▸ TASK PROMPT
Don't copy the pictures; return every other part of the records exactly.

+++ EXERCISE MATERIAL

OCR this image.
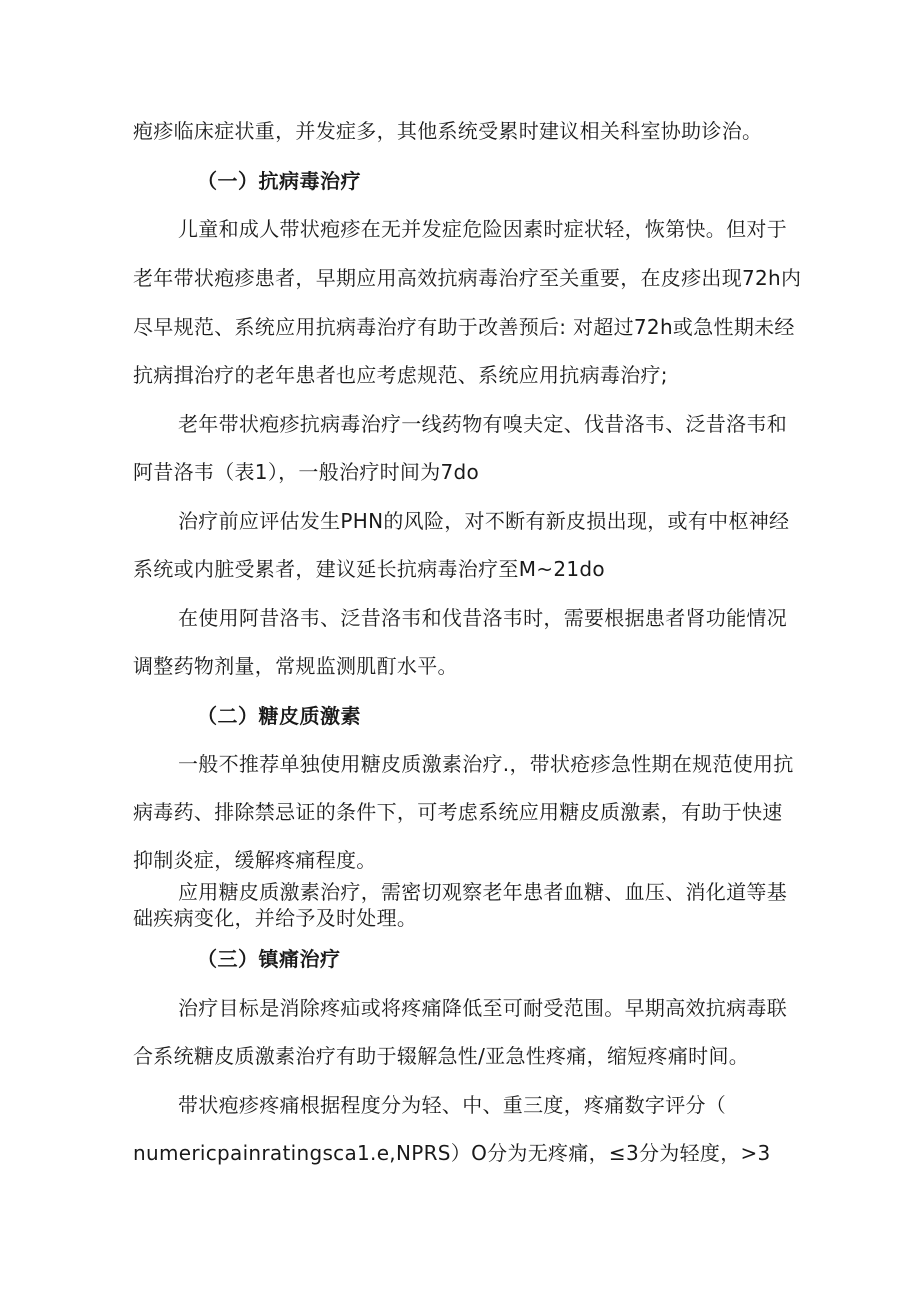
疱疹临床症状重，并发症多，其他系统受累时建议相关科室协助诊治。
（一）抗病毒治疗
儿童和成人带状疱疹在无并发症危险因素时症状轻，恢第快。但对于
老年带状疱疹患者，早期应用高效抗病毒治疗至关重要，在皮疹出现72h内
尽早规范、系统应用抗病毒治疗有助于改善预后: 对超过72h或急性期未经
抗病揖治疗的老年患者也应考虑规范、系统应用抗病毒治疗;
老年带状疱疹抗病毒治疗一线药物有嗅夫定、伐昔洛韦、泛昔洛韦和
阿昔洛韦（表1），一般治疗时间为7do
治疗前应评估发生PHN的风险，对不断有新皮损出现，或有中枢神经
系统或内脏受累者，建议延长抗病毒治疗至M~21do
在使用阿昔洛韦、泛昔洛韦和伐昔洛韦时，需要根据患者肾功能情况
调整药物剂量，常规监测肌酊水平。
（二）糖皮质激素
一般不推荐单独使用糖皮质激素治疗.，带状疮疹急性期在规范使用抗
病毒药、排除禁忌证的条件下，可考虑系统应用糖皮质激素，有助于快速
抑制炎症，缓解疼痛程度。
应用糖皮质激素治疗，需密切观察老年患者血糖、血压、消化道等基
础疾病变化，并给予及时处理。
（三）镇痛治疗
治疗目标是消除疼疝或将疼痛降低至可耐受范围。早期高效抗病毒联
合系统糖皮质激素治疗有助于辍解急性/亚急性疼痛，缩短疼痛时间。
带状疱疹疼痛根据程度分为轻、中、重三度，疼痛数字评分（
numericpainratingsca1.e,NPRS）O分为无疼痛，≤3分为轻度，>3
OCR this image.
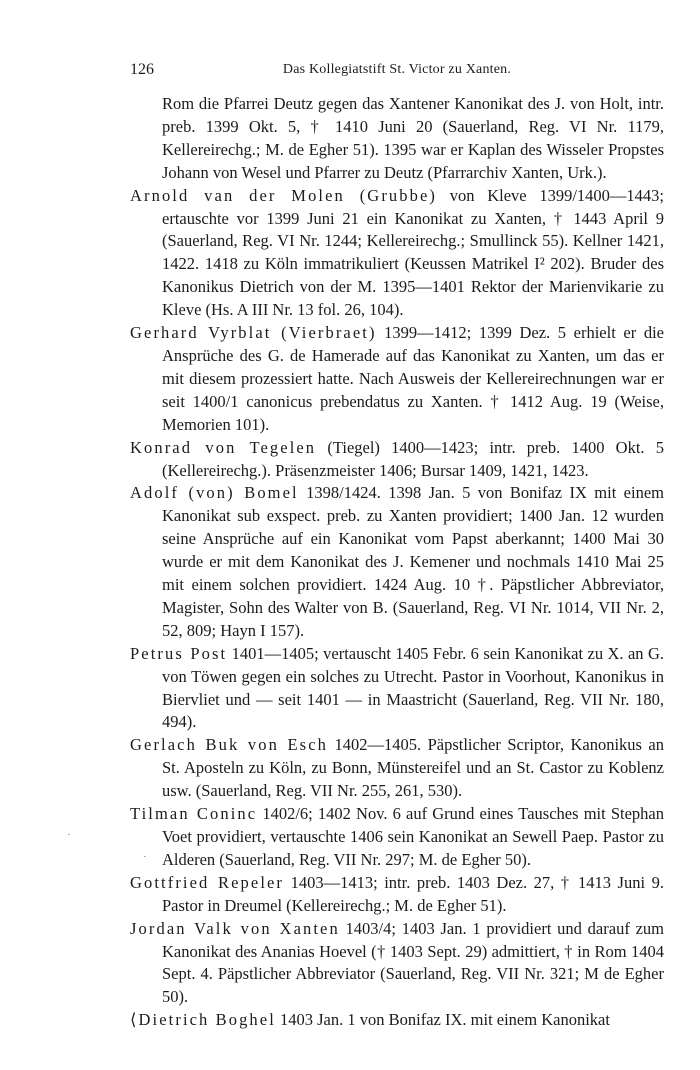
126	Das Kollegiatstift St. Victor zu Xanten.
·
·

Rom die Pfarrei Deutz gegen das Xantener Kanonikat des J. von Holt, intr. preb. 1399 Okt. 5, † 1410 Juni 20 (Sauerland, Reg. VI Nr. 1179, Kellereirechg.; M. de Egher 51). 1395 war er Kaplan des Wisseler Propstes Johann von Wesel und Pfarrer zu Deutz (Pfarrarchiv Xanten, Urk.).

Arnold van der Molen (Grubbe) von Kleve 1399/1400—1443; ertauschte vor 1399 Juni 21 ein Kanonikat zu Xanten, † 1443 April 9 (Sauerland, Reg. VI Nr. 1244; Kellereirechg.; Smullinck 55). Kellner 1421, 1422. 1418 zu Köln immatrikuliert (Keussen Matrikel I² 202). Bruder des Kanonikus Dietrich von der M. 1395—1401 Rektor der Marienvikarie zu Kleve (Hs. A III Nr. 13 fol. 26, 104).

Gerhard Vyrblat (Vierbraet) 1399—1412; 1399 Dez. 5 erhielt er die Ansprüche des G. de Hamerade auf das Kanonikat zu Xanten, um das er mit diesem prozessiert hatte. Nach Ausweis der Kellereirechnungen war er seit 1400/1 canonicus prebendatus zu Xanten. † 1412 Aug. 19 (Weise, Memorien 101).

Konrad von Tegelen (Tiegel) 1400—1423; intr. preb. 1400 Okt. 5 (Kellereirechg.). Präsenzmeister 1406; Bursar 1409, 1421, 1423.

Adolf (von) Bomel 1398/1424. 1398 Jan. 5 von Bonifaz IX mit einem Kanonikat sub exspect. preb. zu Xanten providiert; 1400 Jan. 12 wurden seine Ansprüche auf ein Kanonikat vom Papst aberkannt; 1400 Mai 30 wurde er mit dem Kanonikat des J. Kemener und nochmals 1410 Mai 25 mit einem solchen providiert. 1424 Aug. 10 †. Päpstlicher Abbreviator, Magister, Sohn des Walter von B. (Sauerland, Reg. VI Nr. 1014, VII Nr. 2, 52, 809; Hayn I 157).

Petrus Post 1401—1405; vertauscht 1405 Febr. 6 sein Kanonikat zu X. an G. von Töwen gegen ein solches zu Utrecht. Pastor in Voorhout, Kanonikus in Biervliet und — seit 1401 — in Maastricht (Sauerland, Reg. VII Nr. 180, 494).

Gerlach Buk von Esch 1402—1405. Päpstlicher Scriptor, Kanonikus an St. Aposteln zu Köln, zu Bonn, Münstereifel und an St. Castor zu Koblenz usw. (Sauerland, Reg. VII Nr. 255, 261, 530).

Tilman Coninc 1402/6; 1402 Nov. 6 auf Grund eines Tausches mit Stephan Voet providiert, vertauschte 1406 sein Kanonikat an Sewell Paep. Pastor zu Alderen (Sauerland, Reg. VII Nr. 297; M. de Egher 50).

Gottfried Repeler 1403—1413; intr. preb. 1403 Dez. 27, † 1413 Juni 9. Pastor in Dreumel (Kellereirechg.; M. de Egher 51).

Jordan Valk von Xanten 1403/4; 1403 Jan. 1 providiert und darauf zum Kanonikat des Ananias Hoevel († 1403 Sept. 29) admittiert, † in Rom 1404 Sept. 4. Päpstlicher Abbreviator (Sauerland, Reg. VII Nr. 321; M de Egher 50).

⟨Dietrich Boghel 1403 Jan. 1 von Bonifaz IX. mit einem Kanonikat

++++++

▸ SOLVED PROBLEM
OCR this image.
疱疹临床症状重，并发症多，其他系统受累时建议相关科室协助诊治。
（一）抗病毒治疗
儿童和成人带状疱疹在无并发症危险因素时症状轻，恢第快。但对于
老年带状疱疹患者，早期应用高效抗病毒治疗至关重要，在皮疹出现72h内
尽早规范、系统应用抗病毒治疗有助于改善预后: 对超过72h或急性期未经
抗病揖治疗的老年患者也应考虑规范、系统应用抗病毒治疗;
老年带状疱疹抗病毒治疗一线药物有嗅夫定、伐昔洛韦、泛昔洛韦和
阿昔洛韦（表1），一般治疗时间为7do
治疗前应评估发生PHN的风险，对不断有新皮损出现，或有中枢神经
系统或内脏受累者，建议延长抗病毒治疗至M~21do
在使用阿昔洛韦、泛昔洛韦和伐昔洛韦时，需要根据患者肾功能情况
调整药物剂量，常规监测肌酊水平。
（二）糖皮质激素
一般不推荐单独使用糖皮质激素治疗.，带状疮疹急性期在规范使用抗
病毒药、排除禁忌证的条件下，可考虑系统应用糖皮质激素，有助于快速
抑制炎症，缓解疼痛程度。
应用糖皮质激素治疗，需密切观察老年患者血糖、血压、消化道等基
础疾病变化，并给予及时处理。
（三）镇痛治疗
治疗目标是消除疼疝或将疼痛降低至可耐受范围。早期高效抗病毒联
合系统糖皮质激素治疗有助于辍解急性/亚急性疼痛，缩短疼痛时间。
带状疱疹疼痛根据程度分为轻、中、重三度，疼痛数字评分（
numericpainratingsca1.e,NPRS）O分为无疼痛，≤3分为轻度，>3
OCR this image.
126	Das Kollegiatstift St. Victor zu Xanten.
·
·

Rom die Pfarrei Deutz gegen das Xantener Kanonikat des J. von Holt, intr. preb. 1399 Okt. 5, † 1410 Juni 20 (Sauerland, Reg. VI Nr. 1179, Kellereirechg.; M. de Egher 51). 1395 war er Kaplan des Wisseler Propstes Johann von Wesel und Pfarrer zu Deutz (Pfarrarchiv Xanten, Urk.).

Arnold van der Molen (Grubbe) von Kleve 1399/1400—1443; ertauschte vor 1399 Juni 21 ein Kanonikat zu Xanten, † 1443 April 9 (Sauerland, Reg. VI Nr. 1244; Kellereirechg.; Smullinck 55). Kellner 1421, 1422. 1418 zu Köln immatrikuliert (Keussen Matrikel I² 202). Bruder des Kanonikus Dietrich von der M. 1395—1401 Rektor der Marienvikarie zu Kleve (Hs. A III Nr. 13 fol. 26, 104).

Gerhard Vyrblat (Vierbraet) 1399—1412; 1399 Dez. 5 erhielt er die Ansprüche des G. de Hamerade auf das Kanonikat zu Xanten, um das er mit diesem prozessiert hatte. Nach Ausweis der Kellereirechnungen war er seit 1400/1 canonicus prebendatus zu Xanten. † 1412 Aug. 19 (Weise, Memorien 101).

Konrad von Tegelen (Tiegel) 1400—1423; intr. preb. 1400 Okt. 5 (Kellereirechg.). Präsenzmeister 1406; Bursar 1409, 1421, 1423.

Adolf (von) Bomel 1398/1424. 1398 Jan. 5 von Bonifaz IX mit einem Kanonikat sub exspect. preb. zu Xanten providiert; 1400 Jan. 12 wurden seine Ansprüche auf ein Kanonikat vom Papst aberkannt; 1400 Mai 30 wurde er mit dem Kanonikat des J. Kemener und nochmals 1410 Mai 25 mit einem solchen providiert. 1424 Aug. 10 †. Päpstlicher Abbreviator, Magister, Sohn des Walter von B. (Sauerland, Reg. VI Nr. 1014, VII Nr. 2, 52, 809; Hayn I 157).

Petrus Post 1401—1405; vertauscht 1405 Febr. 6 sein Kanonikat zu X. an G. von Töwen gegen ein solches zu Utrecht. Pastor in Voorhout, Kanonikus in Biervliet und — seit 1401 — in Maastricht (Sauerland, Reg. VII Nr. 180, 494).

Gerlach Buk von Esch 1402—1405. Päpstlicher Scriptor, Kanonikus an St. Aposteln zu Köln, zu Bonn, Münstereifel und an St. Castor zu Koblenz usw. (Sauerland, Reg. VII Nr. 255, 261, 530).

Tilman Coninc 1402/6; 1402 Nov. 6 auf Grund eines Tausches mit Stephan Voet providiert, vertauschte 1406 sein Kanonikat an Sewell Paep. Pastor zu Alderen (Sauerland, Reg. VII Nr. 297; M. de Egher 50).

Gottfried Repeler 1403—1413; intr. preb. 1403 Dez. 27, † 1413 Juni 9. Pastor in Dreumel (Kellereirechg.; M. de Egher 51).

Jordan Valk von Xanten 1403/4; 1403 Jan. 1 providiert und darauf zum Kanonikat des Ananias Hoevel († 1403 Sept. 29) admittiert, † in Rom 1404 Sept. 4. Päpstlicher Abbreviator (Sauerland, Reg. VII Nr. 321; M de Egher 50).

⟨Dietrich Boghel 1403 Jan. 1 von Bonifaz IX. mit einem Kanonikat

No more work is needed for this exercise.